* [JOB]:
Skip the images and return the records below exactly.

■ ■ ■ ■ ■ ■ ■

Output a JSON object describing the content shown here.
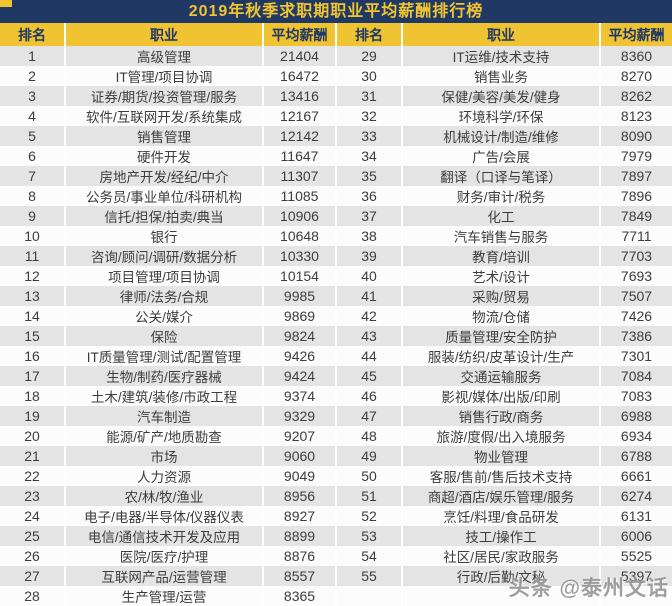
{
  "title": "2019年秋季求职期职业平均薪酬排行榜",
  "watermark": "头条 @泰州文话",
  "columns": [
    "排名",
    "职业",
    "平均薪酬"
  ],
  "colors": {
    "banner_bg": "#1F3864",
    "banner_text": "#F2C530",
    "header_bg": "#EFC331",
    "header_text": "#1F3864",
    "row_bg": "#FCFCFC",
    "row_alt_bg": "#E4E4E4",
    "data_text": "#3D3D3D"
  },
  "chart_data": {
    "type": "table",
    "title": "2019年秋季求职期职业平均薪酬排行榜",
    "columns": [
      "排名",
      "职业",
      "平均薪酬"
    ],
    "layout": "two column groups side by side, ranks 1-28 left, 29-55 right, odd ranks shaded gray",
    "rows": [
      [
        1,
        "高级管理",
        21404
      ],
      [
        2,
        "IT管理/项目协调",
        16472
      ],
      [
        3,
        "证券/期货/投资管理/服务",
        13416
      ],
      [
        4,
        "软件/互联网开发/系统集成",
        12167
      ],
      [
        5,
        "销售管理",
        12142
      ],
      [
        6,
        "硬件开发",
        11647
      ],
      [
        7,
        "房地产开发/经纪/中介",
        11307
      ],
      [
        8,
        "公务员/事业单位/科研机构",
        11085
      ],
      [
        9,
        "信托/担保/拍卖/典当",
        10906
      ],
      [
        10,
        "银行",
        10648
      ],
      [
        11,
        "咨询/顾问/调研/数据分析",
        10330
      ],
      [
        12,
        "项目管理/项目协调",
        10154
      ],
      [
        13,
        "律师/法务/合规",
        9985
      ],
      [
        14,
        "公关/媒介",
        9869
      ],
      [
        15,
        "保险",
        9824
      ],
      [
        16,
        "IT质量管理/测试/配置管理",
        9426
      ],
      [
        17,
        "生物/制药/医疗器械",
        9424
      ],
      [
        18,
        "土木/建筑/装修/市政工程",
        9374
      ],
      [
        19,
        "汽车制造",
        9329
      ],
      [
        20,
        "能源/矿产/地质勘查",
        9207
      ],
      [
        21,
        "市场",
        9060
      ],
      [
        22,
        "人力资源",
        9049
      ],
      [
        23,
        "农/林/牧/渔业",
        8956
      ],
      [
        24,
        "电子/电器/半导体/仪器仪表",
        8927
      ],
      [
        25,
        "电信/通信技术开发及应用",
        8899
      ],
      [
        26,
        "医院/医疗/护理",
        8876
      ],
      [
        27,
        "互联网产品/运营管理",
        8557
      ],
      [
        28,
        "生产管理/运营",
        8365
      ],
      [
        29,
        "IT运维/技术支持",
        8360
      ],
      [
        30,
        "销售业务",
        8270
      ],
      [
        31,
        "保健/美容/美发/健身",
        8262
      ],
      [
        32,
        "环境科学/环保",
        8123
      ],
      [
        33,
        "机械设计/制造/维修",
        8090
      ],
      [
        34,
        "广告/会展",
        7979
      ],
      [
        35,
        "翻译（口译与笔译）",
        7897
      ],
      [
        36,
        "财务/审计/税务",
        7896
      ],
      [
        37,
        "化工",
        7849
      ],
      [
        38,
        "汽车销售与服务",
        7711
      ],
      [
        39,
        "教育/培训",
        7703
      ],
      [
        40,
        "艺术/设计",
        7693
      ],
      [
        41,
        "采购/贸易",
        7507
      ],
      [
        42,
        "物流/仓储",
        7426
      ],
      [
        43,
        "质量管理/安全防护",
        7386
      ],
      [
        44,
        "服装/纺织/皮革设计/生产",
        7301
      ],
      [
        45,
        "交通运输服务",
        7084
      ],
      [
        46,
        "影视/媒体/出版/印刷",
        7083
      ],
      [
        47,
        "销售行政/商务",
        6988
      ],
      [
        48,
        "旅游/度假/出入境服务",
        6934
      ],
      [
        49,
        "物业管理",
        6788
      ],
      [
        50,
        "客服/售前/售后技术支持",
        6661
      ],
      [
        51,
        "商超/酒店/娱乐管理/服务",
        6274
      ],
      [
        52,
        "烹饪/料理/食品研发",
        6131
      ],
      [
        53,
        "技工/操作工",
        6006
      ],
      [
        54,
        "社区/居民/家政服务",
        5525
      ],
      [
        55,
        "行政/后勤/文秘",
        5397
      ]
    ]
  }
}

■ ■ ■ ■ ■ ■ ■

* [FULL SOLUTION]:
Output a JSON object describing the content shown here.
{
  "title": "2019年秋季求职期职业平均薪酬排行榜",
  "watermark": "头条 @泰州文话",
  "columns": [
    "排名",
    "职业",
    "平均薪酬"
  ],
  "colors": {
    "banner_bg": "#1F3864",
    "banner_text": "#F2C530",
    "header_bg": "#EFC331",
    "header_text": "#1F3864",
    "row_bg": "#FCFCFC",
    "row_alt_bg": "#E4E4E4",
    "data_text": "#3D3D3D"
  },
  "chart_data": {
    "type": "table",
    "title": "2019年秋季求职期职业平均薪酬排行榜",
    "columns": [
      "排名",
      "职业",
      "平均薪酬"
    ],
    "layout": "two column groups side by side, ranks 1-28 left, 29-55 right, odd ranks shaded gray",
    "rows": [
      [
        1,
        "高级管理",
        21404
      ],
      [
        2,
        "IT管理/项目协调",
        16472
      ],
      [
        3,
        "证券/期货/投资管理/服务",
        13416
      ],
      [
        4,
        "软件/互联网开发/系统集成",
        12167
      ],
      [
        5,
        "销售管理",
        12142
      ],
      [
        6,
        "硬件开发",
        11647
      ],
      [
        7,
        "房地产开发/经纪/中介",
        11307
      ],
      [
        8,
        "公务员/事业单位/科研机构",
        11085
      ],
      [
        9,
        "信托/担保/拍卖/典当",
        10906
      ],
      [
        10,
        "银行",
        10648
      ],
      [
        11,
        "咨询/顾问/调研/数据分析",
        10330
      ],
      [
        12,
        "项目管理/项目协调",
        10154
      ],
      [
        13,
        "律师/法务/合规",
        9985
      ],
      [
        14,
        "公关/媒介",
        9869
      ],
      [
        15,
        "保险",
        9824
      ],
      [
        16,
        "IT质量管理/测试/配置管理",
        9426
      ],
      [
        17,
        "生物/制药/医疗器械",
        9424
      ],
      [
        18,
        "土木/建筑/装修/市政工程",
        9374
      ],
      [
        19,
        "汽车制造",
        9329
      ],
      [
        20,
        "能源/矿产/地质勘查",
        9207
      ],
      [
        21,
        "市场",
        9060
      ],
      [
        22,
        "人力资源",
        9049
      ],
      [
        23,
        "农/林/牧/渔业",
        8956
      ],
      [
        24,
        "电子/电器/半导体/仪器仪表",
        8927
      ],
      [
        25,
        "电信/通信技术开发及应用",
        8899
      ],
      [
        26,
        "医院/医疗/护理",
        8876
      ],
      [
        27,
        "互联网产品/运营管理",
        8557
      ],
      [
        28,
        "生产管理/运营",
        8365
      ],
      [
        29,
        "IT运维/技术支持",
        8360
      ],
      [
        30,
        "销售业务",
        8270
      ],
      [
        31,
        "保健/美容/美发/健身",
        8262
      ],
      [
        32,
        "环境科学/环保",
        8123
      ],
      [
        33,
        "机械设计/制造/维修",
        8090
      ],
      [
        34,
        "广告/会展",
        7979
      ],
      [
        35,
        "翻译（口译与笔译）",
        7897
      ],
      [
        36,
        "财务/审计/税务",
        7896
      ],
      [
        37,
        "化工",
        7849
      ],
      [
        38,
        "汽车销售与服务",
        7711
      ],
      [
        39,
        "教育/培训",
        7703
      ],
      [
        40,
        "艺术/设计",
        7693
      ],
      [
        41,
        "采购/贸易",
        7507
      ],
      [
        42,
        "物流/仓储",
        7426
      ],
      [
        43,
        "质量管理/安全防护",
        7386
      ],
      [
        44,
        "服装/纺织/皮革设计/生产",
        7301
      ],
      [
        45,
        "交通运输服务",
        7084
      ],
      [
        46,
        "影视/媒体/出版/印刷",
        7083
      ],
      [
        47,
        "销售行政/商务",
        6988
      ],
      [
        48,
        "旅游/度假/出入境服务",
        6934
      ],
      [
        49,
        "物业管理",
        6788
      ],
      [
        50,
        "客服/售前/售后技术支持",
        6661
      ],
      [
        51,
        "商超/酒店/娱乐管理/服务",
        6274
      ],
      [
        52,
        "烹饪/料理/食品研发",
        6131
      ],
      [
        53,
        "技工/操作工",
        6006
      ],
      [
        54,
        "社区/居民/家政服务",
        5525
      ],
      [
        55,
        "行政/后勤/文秘",
        5397
      ]
    ]
  }
}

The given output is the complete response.